━━ Extracted data
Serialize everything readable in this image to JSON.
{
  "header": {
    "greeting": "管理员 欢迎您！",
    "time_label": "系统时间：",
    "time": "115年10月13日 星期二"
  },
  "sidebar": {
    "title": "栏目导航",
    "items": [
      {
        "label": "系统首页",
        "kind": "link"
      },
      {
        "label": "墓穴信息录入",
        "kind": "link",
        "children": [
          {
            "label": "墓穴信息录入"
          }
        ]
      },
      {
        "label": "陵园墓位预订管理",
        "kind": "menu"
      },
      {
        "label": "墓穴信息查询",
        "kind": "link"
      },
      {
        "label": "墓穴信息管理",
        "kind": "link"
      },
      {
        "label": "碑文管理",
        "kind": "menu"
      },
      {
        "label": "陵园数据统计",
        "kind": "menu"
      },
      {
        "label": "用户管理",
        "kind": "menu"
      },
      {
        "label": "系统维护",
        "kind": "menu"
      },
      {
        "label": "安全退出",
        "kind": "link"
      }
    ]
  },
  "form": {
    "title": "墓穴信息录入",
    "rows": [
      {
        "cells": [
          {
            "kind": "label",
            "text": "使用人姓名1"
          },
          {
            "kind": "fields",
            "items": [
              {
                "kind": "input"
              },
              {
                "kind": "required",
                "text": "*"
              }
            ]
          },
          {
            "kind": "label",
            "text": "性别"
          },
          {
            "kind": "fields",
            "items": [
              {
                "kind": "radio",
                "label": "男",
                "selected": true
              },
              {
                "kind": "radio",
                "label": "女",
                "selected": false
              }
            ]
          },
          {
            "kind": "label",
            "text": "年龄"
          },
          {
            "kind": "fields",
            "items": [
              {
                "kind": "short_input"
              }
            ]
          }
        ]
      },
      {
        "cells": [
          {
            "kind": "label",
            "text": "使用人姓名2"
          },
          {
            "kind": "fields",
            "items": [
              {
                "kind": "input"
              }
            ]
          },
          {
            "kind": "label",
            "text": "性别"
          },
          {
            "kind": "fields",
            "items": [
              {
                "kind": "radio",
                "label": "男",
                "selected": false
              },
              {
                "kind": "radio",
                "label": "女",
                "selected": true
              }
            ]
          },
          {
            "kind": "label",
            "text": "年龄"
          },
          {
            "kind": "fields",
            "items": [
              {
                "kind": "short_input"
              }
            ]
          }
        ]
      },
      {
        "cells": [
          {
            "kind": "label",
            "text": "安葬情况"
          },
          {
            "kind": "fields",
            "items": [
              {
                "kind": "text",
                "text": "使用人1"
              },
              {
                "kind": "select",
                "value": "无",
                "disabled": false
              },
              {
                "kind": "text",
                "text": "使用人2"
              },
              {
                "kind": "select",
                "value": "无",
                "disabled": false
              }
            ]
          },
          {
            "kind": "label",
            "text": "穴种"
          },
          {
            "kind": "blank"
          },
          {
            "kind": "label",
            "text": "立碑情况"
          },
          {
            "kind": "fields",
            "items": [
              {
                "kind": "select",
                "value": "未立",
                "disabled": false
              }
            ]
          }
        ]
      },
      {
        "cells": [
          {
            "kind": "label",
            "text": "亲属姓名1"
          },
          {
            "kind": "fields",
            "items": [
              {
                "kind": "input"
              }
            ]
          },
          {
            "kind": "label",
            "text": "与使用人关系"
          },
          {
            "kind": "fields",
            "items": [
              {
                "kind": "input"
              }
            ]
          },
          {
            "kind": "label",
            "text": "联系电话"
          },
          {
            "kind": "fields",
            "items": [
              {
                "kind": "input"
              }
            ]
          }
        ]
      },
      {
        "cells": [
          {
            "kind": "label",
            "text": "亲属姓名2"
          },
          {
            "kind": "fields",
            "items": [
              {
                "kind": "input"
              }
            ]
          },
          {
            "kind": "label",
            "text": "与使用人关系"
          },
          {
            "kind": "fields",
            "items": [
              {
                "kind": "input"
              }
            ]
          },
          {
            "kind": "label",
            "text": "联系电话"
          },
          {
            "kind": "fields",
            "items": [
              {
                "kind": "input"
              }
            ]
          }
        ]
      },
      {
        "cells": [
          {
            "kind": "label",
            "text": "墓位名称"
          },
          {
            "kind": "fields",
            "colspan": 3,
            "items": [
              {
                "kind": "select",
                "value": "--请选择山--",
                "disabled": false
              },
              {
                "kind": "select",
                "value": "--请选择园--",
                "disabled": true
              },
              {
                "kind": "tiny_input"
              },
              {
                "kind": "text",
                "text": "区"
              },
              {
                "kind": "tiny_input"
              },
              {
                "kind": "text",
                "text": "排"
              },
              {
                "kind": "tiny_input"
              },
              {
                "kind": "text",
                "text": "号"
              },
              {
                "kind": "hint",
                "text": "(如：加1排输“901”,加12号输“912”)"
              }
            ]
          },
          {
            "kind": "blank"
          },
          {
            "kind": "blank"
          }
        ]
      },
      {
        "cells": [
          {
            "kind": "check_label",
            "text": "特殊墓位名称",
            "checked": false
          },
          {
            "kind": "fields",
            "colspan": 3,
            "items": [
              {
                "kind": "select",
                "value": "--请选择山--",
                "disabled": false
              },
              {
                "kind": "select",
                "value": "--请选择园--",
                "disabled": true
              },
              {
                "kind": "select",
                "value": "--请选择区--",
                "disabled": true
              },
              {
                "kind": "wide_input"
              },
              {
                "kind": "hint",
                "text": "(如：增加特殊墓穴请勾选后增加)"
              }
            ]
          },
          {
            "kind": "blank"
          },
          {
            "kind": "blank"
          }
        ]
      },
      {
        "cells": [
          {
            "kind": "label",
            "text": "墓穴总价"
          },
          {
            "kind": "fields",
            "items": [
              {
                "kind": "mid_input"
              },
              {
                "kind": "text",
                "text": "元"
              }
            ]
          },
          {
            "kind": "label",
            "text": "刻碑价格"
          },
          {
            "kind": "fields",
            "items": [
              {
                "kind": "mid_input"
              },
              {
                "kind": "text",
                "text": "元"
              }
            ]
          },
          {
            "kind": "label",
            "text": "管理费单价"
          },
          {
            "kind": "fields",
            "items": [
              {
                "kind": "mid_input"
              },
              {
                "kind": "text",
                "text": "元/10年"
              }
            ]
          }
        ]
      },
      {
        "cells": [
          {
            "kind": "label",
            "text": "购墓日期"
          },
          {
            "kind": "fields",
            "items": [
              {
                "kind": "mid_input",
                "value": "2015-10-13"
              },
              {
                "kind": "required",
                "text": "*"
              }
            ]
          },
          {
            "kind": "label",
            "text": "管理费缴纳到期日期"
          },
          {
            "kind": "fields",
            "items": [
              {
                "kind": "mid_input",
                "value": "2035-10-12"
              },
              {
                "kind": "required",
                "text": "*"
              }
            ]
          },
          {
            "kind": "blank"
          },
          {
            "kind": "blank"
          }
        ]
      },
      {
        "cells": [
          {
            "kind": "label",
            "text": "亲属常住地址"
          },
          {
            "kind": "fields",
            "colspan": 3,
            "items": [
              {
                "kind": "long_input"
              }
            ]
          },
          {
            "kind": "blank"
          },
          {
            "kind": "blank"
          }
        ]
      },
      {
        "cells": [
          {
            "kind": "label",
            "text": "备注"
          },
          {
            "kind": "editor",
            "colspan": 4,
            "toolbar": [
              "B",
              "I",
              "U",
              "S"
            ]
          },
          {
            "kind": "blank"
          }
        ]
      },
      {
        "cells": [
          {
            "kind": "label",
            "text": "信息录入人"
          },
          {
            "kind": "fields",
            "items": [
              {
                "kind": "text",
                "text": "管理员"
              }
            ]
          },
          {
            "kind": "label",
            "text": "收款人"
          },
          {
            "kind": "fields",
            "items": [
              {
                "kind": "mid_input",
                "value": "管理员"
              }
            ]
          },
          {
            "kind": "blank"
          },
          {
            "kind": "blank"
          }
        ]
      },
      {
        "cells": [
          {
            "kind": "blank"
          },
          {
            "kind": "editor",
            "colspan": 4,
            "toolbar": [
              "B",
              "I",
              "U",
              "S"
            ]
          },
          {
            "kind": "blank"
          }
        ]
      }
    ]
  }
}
━━━━
(Direction) Count how many lines above contain the word "value". Reply with the number alone.

(Answer to the exercise) 11